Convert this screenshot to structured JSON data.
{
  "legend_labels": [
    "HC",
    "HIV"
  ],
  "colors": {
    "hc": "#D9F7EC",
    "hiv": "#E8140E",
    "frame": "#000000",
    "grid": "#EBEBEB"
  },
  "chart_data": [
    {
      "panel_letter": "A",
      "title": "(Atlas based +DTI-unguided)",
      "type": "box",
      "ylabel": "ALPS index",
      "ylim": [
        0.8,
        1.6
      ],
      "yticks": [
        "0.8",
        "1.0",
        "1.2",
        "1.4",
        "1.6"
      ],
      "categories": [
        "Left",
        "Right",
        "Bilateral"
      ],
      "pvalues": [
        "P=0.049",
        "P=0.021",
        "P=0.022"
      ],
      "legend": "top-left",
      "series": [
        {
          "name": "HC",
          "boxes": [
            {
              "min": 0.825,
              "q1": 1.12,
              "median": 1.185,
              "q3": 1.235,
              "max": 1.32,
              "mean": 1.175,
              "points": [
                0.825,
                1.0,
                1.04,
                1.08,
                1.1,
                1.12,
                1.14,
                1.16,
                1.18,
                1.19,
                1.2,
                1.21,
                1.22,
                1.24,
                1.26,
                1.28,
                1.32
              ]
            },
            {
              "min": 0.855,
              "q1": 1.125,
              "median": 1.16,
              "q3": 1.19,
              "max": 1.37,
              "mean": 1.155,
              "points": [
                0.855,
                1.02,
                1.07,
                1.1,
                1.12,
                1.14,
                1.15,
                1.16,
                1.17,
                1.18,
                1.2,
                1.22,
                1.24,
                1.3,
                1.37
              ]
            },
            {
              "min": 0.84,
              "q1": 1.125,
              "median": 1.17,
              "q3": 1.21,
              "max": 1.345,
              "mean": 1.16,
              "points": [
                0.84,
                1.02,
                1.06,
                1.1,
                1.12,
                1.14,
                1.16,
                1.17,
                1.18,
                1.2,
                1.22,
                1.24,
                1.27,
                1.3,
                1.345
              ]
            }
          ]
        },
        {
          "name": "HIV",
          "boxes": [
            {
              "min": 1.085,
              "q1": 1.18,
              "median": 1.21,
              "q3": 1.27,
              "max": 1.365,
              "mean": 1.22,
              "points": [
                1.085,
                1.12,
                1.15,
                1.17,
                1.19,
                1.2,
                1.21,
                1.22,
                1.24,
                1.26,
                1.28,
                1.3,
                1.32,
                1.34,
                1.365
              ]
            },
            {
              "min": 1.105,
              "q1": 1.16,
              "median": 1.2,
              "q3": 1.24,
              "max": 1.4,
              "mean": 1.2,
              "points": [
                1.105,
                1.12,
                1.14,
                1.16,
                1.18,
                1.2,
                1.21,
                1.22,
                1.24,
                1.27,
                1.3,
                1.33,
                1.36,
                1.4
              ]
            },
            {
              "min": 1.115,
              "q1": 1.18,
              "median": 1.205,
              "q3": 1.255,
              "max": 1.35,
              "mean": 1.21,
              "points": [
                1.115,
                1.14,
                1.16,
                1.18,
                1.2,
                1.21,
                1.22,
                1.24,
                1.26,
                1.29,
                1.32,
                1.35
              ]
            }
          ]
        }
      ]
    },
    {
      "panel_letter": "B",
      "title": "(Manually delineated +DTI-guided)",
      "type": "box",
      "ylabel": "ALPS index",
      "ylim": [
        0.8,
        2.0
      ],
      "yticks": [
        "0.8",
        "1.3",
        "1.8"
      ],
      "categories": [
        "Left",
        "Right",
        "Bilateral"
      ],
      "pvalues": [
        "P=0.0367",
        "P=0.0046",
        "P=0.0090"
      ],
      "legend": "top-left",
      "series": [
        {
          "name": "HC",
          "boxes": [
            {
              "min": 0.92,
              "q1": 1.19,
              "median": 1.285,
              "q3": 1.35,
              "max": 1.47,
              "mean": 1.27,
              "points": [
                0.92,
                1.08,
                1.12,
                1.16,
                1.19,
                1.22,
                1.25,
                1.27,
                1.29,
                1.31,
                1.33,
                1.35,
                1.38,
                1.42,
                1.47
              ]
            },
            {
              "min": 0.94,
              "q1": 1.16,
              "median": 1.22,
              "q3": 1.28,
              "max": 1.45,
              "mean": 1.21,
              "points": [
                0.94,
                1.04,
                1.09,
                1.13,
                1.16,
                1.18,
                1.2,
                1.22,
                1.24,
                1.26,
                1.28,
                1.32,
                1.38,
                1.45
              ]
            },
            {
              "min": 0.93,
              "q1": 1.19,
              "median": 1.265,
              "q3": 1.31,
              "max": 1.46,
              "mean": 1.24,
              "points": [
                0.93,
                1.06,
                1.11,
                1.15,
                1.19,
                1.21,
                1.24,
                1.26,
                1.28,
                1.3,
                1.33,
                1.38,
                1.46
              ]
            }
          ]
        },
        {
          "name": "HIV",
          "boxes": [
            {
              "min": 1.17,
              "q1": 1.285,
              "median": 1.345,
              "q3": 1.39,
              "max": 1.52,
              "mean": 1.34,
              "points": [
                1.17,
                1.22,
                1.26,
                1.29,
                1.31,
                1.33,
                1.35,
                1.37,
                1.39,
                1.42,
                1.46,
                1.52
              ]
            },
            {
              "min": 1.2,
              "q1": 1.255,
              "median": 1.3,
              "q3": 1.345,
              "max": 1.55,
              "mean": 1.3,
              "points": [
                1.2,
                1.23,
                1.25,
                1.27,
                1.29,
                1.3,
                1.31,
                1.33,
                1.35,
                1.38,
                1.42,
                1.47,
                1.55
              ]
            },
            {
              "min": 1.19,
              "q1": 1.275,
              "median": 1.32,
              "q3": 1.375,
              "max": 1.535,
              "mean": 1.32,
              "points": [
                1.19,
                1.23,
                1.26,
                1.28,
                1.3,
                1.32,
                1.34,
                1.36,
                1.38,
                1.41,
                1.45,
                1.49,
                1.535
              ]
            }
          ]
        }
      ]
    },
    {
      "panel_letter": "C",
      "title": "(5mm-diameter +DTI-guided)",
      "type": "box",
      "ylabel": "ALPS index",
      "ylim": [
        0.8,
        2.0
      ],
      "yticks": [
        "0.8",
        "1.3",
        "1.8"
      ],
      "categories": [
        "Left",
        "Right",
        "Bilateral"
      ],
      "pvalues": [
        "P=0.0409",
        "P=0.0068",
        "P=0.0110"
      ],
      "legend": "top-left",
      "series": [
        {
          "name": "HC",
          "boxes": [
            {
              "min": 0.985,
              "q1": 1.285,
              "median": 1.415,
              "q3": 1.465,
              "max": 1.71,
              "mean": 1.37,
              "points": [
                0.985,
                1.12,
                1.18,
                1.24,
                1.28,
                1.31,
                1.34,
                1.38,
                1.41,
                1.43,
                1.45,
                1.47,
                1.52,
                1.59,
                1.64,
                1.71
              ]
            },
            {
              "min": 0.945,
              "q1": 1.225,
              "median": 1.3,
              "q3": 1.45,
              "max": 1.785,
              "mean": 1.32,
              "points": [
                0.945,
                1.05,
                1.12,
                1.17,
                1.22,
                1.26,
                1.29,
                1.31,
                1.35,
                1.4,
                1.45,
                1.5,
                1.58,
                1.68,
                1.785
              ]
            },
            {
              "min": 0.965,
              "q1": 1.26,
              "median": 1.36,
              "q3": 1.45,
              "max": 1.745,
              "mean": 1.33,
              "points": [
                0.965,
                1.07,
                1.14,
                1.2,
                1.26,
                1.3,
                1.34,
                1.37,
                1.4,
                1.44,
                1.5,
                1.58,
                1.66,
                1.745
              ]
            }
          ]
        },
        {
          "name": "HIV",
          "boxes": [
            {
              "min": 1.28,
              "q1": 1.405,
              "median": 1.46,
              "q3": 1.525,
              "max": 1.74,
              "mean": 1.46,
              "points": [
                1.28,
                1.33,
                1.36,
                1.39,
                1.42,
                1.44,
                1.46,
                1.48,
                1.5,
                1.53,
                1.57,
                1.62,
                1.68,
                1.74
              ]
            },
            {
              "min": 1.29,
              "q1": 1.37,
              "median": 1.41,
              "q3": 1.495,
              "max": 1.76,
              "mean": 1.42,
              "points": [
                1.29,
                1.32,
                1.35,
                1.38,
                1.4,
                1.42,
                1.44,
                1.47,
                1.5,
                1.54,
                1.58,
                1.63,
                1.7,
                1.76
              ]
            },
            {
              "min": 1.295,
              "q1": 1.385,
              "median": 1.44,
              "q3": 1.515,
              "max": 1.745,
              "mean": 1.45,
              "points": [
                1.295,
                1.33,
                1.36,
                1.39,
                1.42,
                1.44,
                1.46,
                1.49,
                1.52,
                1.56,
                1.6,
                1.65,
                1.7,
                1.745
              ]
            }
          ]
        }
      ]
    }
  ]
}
········
*Task goal*:
Identify every line where the string "title" appears.

*Task solution*:
      "title": "(Atlas based +DTI-unguided)",
      "title": "(Manually delineated +DTI-guided)",
      "title": "(5mm-diameter +DTI-guided)",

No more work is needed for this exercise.